Given data:
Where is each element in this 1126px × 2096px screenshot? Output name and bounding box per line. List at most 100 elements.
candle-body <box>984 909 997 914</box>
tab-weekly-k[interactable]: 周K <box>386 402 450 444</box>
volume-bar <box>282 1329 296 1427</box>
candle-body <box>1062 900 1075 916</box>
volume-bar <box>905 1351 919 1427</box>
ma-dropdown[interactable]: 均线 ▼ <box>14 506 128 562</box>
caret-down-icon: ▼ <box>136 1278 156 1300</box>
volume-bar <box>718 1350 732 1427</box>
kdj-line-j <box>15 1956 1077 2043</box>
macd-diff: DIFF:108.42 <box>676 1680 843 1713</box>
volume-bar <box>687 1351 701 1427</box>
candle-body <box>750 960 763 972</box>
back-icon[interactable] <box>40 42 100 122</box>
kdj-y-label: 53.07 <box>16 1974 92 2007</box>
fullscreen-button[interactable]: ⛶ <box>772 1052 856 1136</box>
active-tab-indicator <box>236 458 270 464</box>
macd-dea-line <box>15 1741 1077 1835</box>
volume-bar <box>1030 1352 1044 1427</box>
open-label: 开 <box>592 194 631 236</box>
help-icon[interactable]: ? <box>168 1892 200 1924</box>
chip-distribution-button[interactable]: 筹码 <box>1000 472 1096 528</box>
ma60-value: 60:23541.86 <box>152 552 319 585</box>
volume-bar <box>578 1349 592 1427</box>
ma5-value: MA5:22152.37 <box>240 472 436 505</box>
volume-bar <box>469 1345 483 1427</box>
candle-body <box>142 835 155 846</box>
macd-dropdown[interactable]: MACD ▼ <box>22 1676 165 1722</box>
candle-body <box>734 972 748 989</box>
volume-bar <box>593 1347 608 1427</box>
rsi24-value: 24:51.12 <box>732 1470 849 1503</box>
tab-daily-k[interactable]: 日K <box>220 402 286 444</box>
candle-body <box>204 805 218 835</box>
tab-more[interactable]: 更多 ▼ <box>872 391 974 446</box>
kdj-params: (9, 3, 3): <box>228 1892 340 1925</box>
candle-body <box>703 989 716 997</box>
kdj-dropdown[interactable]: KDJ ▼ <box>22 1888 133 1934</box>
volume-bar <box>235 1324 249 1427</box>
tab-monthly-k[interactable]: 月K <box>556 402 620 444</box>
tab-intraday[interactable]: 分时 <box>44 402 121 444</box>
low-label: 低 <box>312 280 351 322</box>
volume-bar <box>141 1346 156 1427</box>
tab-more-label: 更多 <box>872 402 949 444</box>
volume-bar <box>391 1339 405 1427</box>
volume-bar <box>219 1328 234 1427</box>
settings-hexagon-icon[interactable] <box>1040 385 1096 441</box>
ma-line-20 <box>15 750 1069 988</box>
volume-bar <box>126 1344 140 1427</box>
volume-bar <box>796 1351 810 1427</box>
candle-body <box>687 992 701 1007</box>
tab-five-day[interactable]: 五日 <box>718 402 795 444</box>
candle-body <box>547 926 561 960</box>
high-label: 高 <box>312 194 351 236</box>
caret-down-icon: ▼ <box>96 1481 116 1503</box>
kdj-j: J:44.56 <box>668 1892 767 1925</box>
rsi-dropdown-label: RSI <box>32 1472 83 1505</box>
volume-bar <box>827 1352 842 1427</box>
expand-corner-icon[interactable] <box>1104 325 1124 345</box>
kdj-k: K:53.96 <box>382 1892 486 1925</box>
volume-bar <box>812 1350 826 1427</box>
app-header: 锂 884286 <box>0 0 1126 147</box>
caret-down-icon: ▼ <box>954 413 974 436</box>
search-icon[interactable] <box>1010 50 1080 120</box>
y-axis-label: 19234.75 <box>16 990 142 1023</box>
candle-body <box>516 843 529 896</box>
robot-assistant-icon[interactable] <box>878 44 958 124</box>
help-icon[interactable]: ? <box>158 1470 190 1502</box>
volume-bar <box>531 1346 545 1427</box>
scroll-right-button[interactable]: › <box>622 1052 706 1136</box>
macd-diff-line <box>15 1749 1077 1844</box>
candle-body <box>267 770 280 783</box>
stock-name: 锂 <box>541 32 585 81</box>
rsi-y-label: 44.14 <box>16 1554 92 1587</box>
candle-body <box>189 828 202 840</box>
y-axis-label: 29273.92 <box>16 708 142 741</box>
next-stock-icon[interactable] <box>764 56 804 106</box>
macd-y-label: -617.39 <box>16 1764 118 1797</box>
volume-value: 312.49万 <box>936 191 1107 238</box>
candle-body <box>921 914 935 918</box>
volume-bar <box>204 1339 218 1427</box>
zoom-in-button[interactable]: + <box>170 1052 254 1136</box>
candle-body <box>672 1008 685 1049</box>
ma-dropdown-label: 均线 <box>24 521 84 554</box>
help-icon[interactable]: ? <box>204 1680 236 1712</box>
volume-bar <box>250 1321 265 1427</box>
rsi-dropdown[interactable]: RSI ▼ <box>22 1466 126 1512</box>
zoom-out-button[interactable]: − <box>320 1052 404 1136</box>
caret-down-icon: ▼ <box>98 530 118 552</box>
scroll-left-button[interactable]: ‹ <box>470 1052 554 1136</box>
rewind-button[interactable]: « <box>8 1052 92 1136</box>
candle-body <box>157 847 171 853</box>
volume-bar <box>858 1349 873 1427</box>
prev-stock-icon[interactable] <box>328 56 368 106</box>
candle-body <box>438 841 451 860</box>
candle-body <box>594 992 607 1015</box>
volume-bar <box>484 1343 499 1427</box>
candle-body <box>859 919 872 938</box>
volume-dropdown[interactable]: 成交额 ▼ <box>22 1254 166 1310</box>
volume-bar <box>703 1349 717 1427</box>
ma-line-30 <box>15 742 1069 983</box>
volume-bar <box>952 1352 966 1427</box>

Exercise objective:
Put the material, from its first line through the line containing "fullscreen-button[interactable]: ⛶ <box>772", into a JSON list of strings with one string per line and no blank lines.

Answer for the task:
[
  "Where is each element in this 1126px × 2096px screenshot? Output name and bounding box per line. List at most 100 elements.",
  "candle-body <box>984 909 997 914</box>",
  "tab-weekly-k[interactable]: 周K <box>386 402 450 444</box>",
  "volume-bar <box>282 1329 296 1427</box>",
  "candle-body <box>1062 900 1075 916</box>",
  "volume-bar <box>905 1351 919 1427</box>",
  "ma-dropdown[interactable]: 均线 ▼ <box>14 506 128 562</box>",
  "caret-down-icon: ▼ <box>136 1278 156 1300</box>",
  "volume-bar <box>718 1350 732 1427</box>",
  "kdj-line-j <box>15 1956 1077 2043</box>",
  "macd-diff: DIFF:108.42 <box>676 1680 843 1713</box>",
  "volume-bar <box>687 1351 701 1427</box>",
  "candle-body <box>750 960 763 972</box>",
  "back-icon[interactable] <box>40 42 100 122</box>",
  "kdj-y-label: 53.07 <box>16 1974 92 2007</box>",
  "fullscreen-button[interactable]: ⛶ <box>772 1052 856 1136</box>"
]